● **Given records**

● ● ● ●

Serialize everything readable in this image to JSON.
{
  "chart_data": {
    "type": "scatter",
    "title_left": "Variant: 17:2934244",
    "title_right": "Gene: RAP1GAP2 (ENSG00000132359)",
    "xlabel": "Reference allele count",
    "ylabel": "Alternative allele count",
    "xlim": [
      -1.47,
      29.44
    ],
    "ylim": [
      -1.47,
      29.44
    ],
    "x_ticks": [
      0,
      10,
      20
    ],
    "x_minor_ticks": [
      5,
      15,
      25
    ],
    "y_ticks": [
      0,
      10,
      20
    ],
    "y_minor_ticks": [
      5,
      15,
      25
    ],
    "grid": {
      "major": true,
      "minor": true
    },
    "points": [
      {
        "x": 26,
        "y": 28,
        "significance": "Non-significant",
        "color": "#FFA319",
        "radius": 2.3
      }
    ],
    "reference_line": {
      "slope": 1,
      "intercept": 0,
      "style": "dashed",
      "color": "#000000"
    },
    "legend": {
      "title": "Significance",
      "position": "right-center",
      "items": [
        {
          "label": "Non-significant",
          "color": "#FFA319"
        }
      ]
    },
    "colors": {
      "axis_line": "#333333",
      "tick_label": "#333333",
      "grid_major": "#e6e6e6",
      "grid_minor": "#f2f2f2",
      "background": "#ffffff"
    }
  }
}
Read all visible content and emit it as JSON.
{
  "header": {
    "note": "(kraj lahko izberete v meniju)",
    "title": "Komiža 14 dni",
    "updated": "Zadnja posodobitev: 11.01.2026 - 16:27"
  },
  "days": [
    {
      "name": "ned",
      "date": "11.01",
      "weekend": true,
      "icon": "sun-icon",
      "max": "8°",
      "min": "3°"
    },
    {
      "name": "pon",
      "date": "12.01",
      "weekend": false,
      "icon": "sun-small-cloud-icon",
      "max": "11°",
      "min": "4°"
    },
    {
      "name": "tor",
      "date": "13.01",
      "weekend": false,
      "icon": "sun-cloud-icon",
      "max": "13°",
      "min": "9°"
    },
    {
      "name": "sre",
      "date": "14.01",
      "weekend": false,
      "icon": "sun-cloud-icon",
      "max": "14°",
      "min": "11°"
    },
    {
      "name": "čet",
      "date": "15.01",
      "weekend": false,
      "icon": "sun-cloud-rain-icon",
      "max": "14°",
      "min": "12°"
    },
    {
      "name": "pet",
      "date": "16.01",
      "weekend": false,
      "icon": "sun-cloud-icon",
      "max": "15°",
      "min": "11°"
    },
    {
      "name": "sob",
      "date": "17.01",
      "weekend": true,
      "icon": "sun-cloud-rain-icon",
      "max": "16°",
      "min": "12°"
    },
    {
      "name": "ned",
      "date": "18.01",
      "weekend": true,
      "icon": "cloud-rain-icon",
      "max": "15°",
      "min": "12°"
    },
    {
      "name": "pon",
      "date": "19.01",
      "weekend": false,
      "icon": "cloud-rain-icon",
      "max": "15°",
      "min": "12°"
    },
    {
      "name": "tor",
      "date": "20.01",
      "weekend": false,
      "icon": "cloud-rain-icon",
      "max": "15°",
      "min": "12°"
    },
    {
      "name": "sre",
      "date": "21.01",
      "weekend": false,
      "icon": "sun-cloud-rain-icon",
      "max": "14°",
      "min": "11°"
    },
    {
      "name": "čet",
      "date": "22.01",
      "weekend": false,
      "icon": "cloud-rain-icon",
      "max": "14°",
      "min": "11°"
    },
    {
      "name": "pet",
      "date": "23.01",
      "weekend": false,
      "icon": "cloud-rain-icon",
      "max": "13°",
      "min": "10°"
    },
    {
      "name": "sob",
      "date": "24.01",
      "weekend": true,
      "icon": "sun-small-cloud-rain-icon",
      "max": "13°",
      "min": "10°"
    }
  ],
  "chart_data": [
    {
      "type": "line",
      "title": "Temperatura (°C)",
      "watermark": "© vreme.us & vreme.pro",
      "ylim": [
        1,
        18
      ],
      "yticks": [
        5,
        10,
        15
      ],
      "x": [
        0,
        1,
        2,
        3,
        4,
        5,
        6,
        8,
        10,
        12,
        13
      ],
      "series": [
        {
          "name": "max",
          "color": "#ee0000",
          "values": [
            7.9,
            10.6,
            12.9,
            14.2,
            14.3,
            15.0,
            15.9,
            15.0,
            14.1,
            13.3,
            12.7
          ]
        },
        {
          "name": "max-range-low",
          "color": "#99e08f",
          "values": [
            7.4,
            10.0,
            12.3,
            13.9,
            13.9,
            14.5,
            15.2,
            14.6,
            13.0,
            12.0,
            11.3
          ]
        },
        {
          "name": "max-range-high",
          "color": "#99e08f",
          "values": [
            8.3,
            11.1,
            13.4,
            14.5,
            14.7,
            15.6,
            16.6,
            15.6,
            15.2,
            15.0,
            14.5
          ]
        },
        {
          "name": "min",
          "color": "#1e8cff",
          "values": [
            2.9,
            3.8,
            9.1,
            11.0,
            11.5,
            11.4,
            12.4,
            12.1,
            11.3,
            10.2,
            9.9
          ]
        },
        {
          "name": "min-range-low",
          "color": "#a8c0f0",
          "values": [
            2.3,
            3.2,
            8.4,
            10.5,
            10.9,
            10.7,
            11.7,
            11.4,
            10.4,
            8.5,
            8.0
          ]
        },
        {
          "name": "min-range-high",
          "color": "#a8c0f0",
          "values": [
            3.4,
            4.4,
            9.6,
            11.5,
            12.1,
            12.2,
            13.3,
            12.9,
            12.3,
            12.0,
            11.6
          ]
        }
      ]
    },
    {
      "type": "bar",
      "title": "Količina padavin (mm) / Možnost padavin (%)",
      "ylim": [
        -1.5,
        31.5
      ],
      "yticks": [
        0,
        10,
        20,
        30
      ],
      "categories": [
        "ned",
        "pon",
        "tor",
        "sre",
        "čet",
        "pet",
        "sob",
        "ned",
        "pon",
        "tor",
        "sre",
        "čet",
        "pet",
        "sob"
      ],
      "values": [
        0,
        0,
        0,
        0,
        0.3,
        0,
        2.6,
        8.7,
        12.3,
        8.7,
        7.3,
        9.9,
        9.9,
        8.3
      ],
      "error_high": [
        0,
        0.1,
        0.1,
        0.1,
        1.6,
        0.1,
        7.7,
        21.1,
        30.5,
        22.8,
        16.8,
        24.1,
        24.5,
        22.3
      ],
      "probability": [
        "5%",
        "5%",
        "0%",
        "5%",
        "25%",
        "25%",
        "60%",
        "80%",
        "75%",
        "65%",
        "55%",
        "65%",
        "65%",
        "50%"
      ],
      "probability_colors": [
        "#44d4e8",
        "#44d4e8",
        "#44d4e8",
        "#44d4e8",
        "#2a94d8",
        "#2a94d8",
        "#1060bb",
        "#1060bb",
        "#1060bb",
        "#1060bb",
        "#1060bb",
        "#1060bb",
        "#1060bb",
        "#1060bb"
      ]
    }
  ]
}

● ● ● ●

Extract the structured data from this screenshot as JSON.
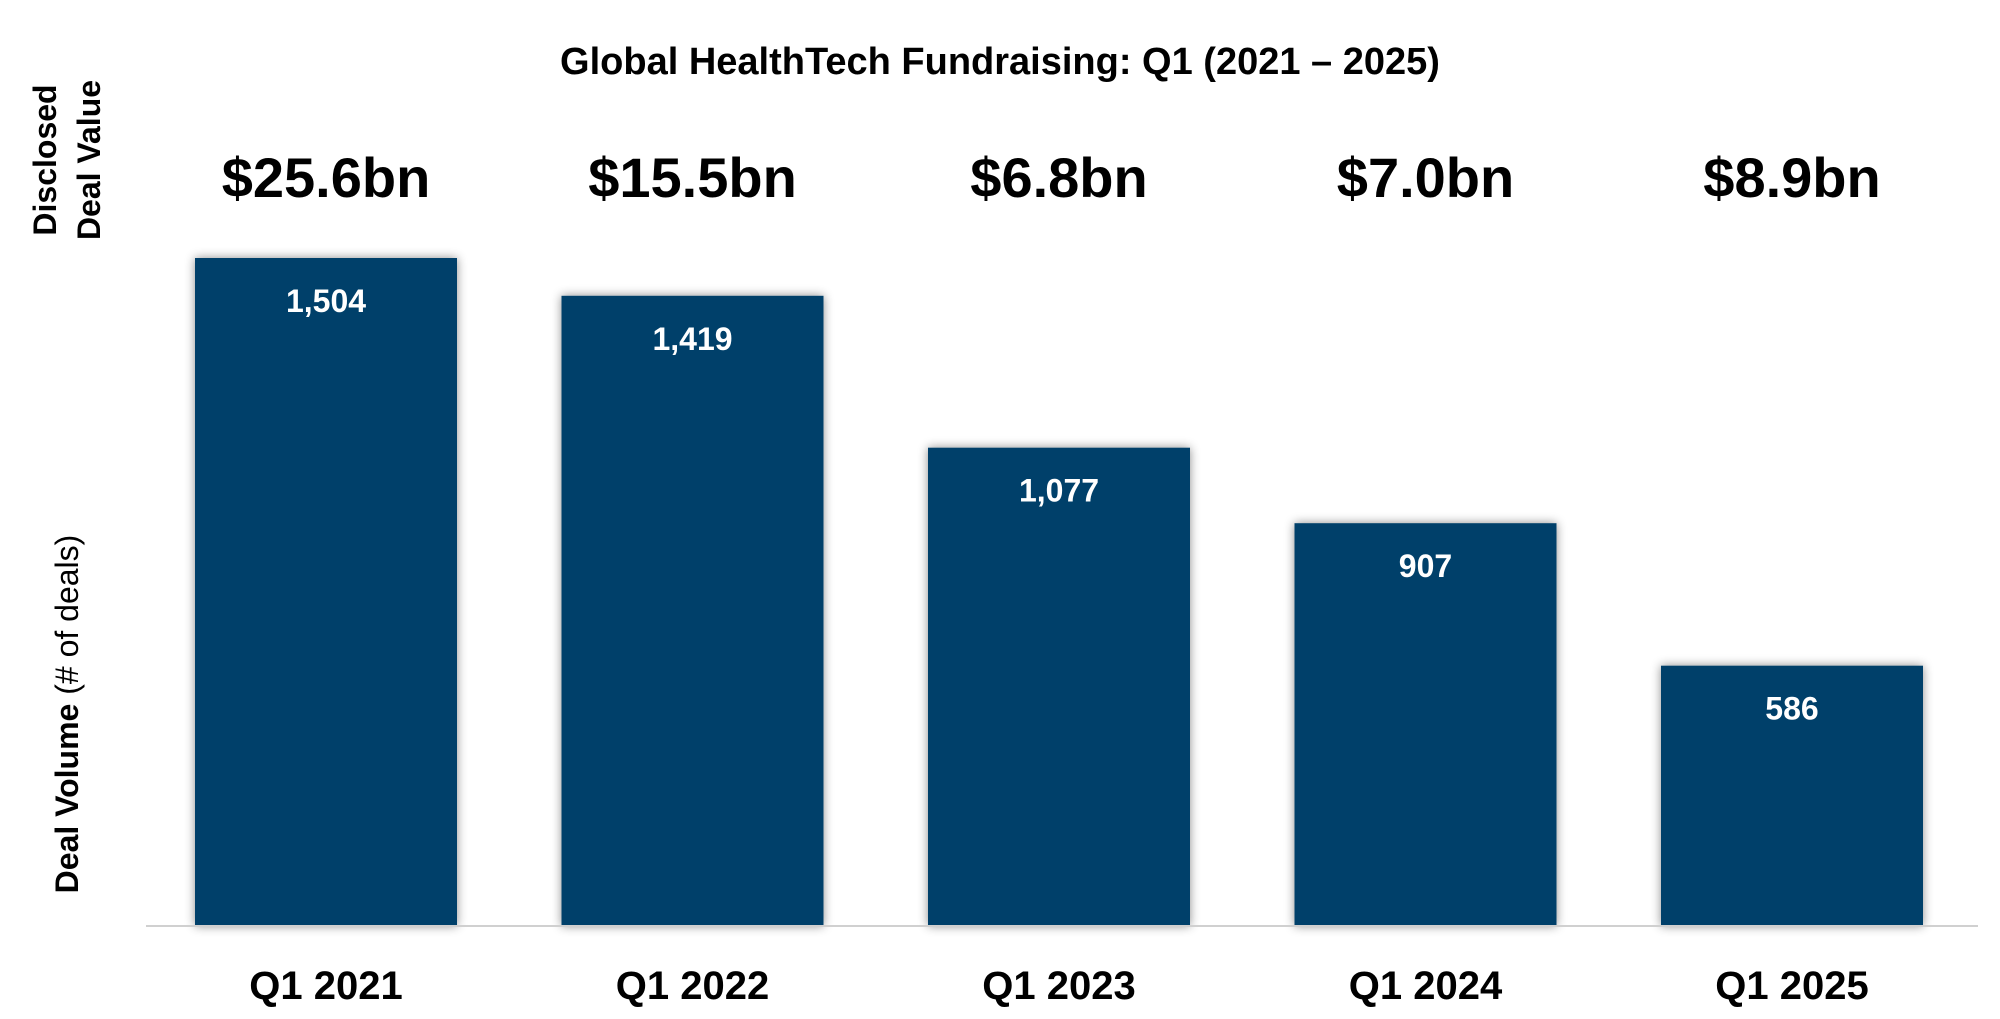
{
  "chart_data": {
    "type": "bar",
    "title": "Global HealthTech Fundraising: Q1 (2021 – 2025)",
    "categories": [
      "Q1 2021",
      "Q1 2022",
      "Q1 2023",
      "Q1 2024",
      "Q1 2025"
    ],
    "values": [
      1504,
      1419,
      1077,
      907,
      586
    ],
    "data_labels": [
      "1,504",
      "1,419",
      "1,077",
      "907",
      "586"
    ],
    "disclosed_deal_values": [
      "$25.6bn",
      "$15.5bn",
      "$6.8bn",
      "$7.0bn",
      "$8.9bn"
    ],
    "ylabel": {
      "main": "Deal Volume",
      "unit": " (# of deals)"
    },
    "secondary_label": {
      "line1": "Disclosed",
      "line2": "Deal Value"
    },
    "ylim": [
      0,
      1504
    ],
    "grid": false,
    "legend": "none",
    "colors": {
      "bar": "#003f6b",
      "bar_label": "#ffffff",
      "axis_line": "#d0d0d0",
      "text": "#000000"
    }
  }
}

● ● ● ●

● **Exercise**
Give the number of lines in the data that contain "ffffff", with no other words.

● **Finished task**
2